Task directions =>
Determine the count of lines holding "name" and give that count alone.
++++++
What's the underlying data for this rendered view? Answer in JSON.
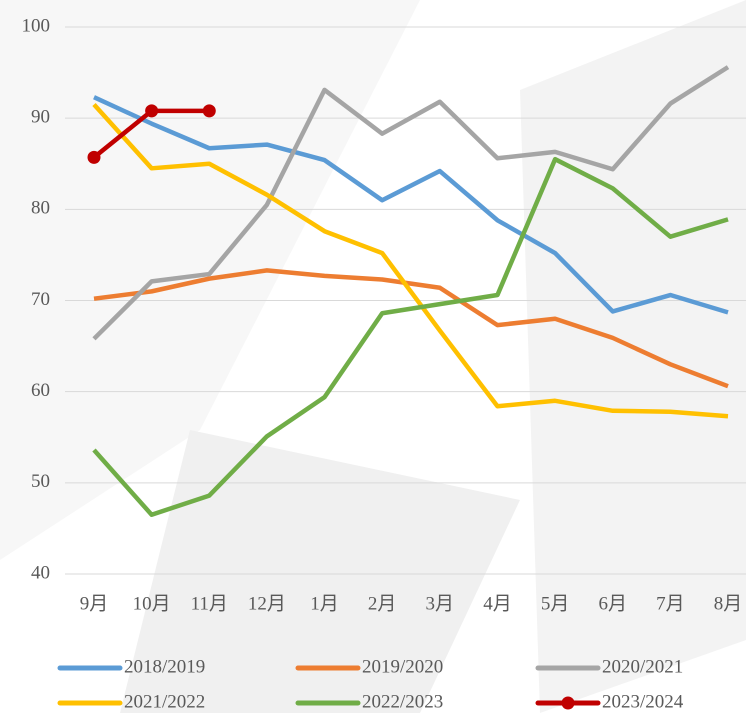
{
  "chart_data": {
    "type": "line",
    "categories": [
      "9月",
      "10月",
      "11月",
      "12月",
      "1月",
      "2月",
      "3月",
      "4月",
      "5月",
      "6月",
      "7月",
      "8月"
    ],
    "ylim": [
      40,
      100
    ],
    "yticks": [
      40,
      50,
      60,
      70,
      80,
      90,
      100
    ],
    "grid": true,
    "legend": "bottom",
    "series": [
      {
        "name": "2018/2019",
        "color": "#5b9bd5",
        "values": [
          92.3,
          89.4,
          86.7,
          87.1,
          85.4,
          81.0,
          84.2,
          78.8,
          75.2,
          68.8,
          70.6,
          68.7
        ]
      },
      {
        "name": "2019/2020",
        "color": "#ed7d31",
        "values": [
          70.2,
          71.0,
          72.4,
          73.3,
          72.7,
          72.3,
          71.4,
          67.3,
          68.0,
          65.9,
          63.0,
          60.6
        ]
      },
      {
        "name": "2020/2021",
        "color": "#a5a5a5",
        "values": [
          65.8,
          72.1,
          72.9,
          80.5,
          93.1,
          88.3,
          91.8,
          85.6,
          86.3,
          84.4,
          91.6,
          95.6
        ]
      },
      {
        "name": "2021/2022",
        "color": "#ffc000",
        "values": [
          91.5,
          84.5,
          85.0,
          81.6,
          77.6,
          75.2,
          66.7,
          58.4,
          59.0,
          57.9,
          57.8,
          57.3
        ]
      },
      {
        "name": "2022/2023",
        "color": "#70ad47",
        "values": [
          53.6,
          46.5,
          48.6,
          55.1,
          59.4,
          68.6,
          69.6,
          70.6,
          85.5,
          82.3,
          77.0,
          78.9
        ]
      },
      {
        "name": "2023/2024",
        "color": "#c00000",
        "marker": "circle",
        "values": [
          85.7,
          90.8,
          90.8,
          null,
          null,
          null,
          null,
          null,
          null,
          null,
          null,
          null
        ]
      }
    ]
  }
}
++++++
Task result =>
6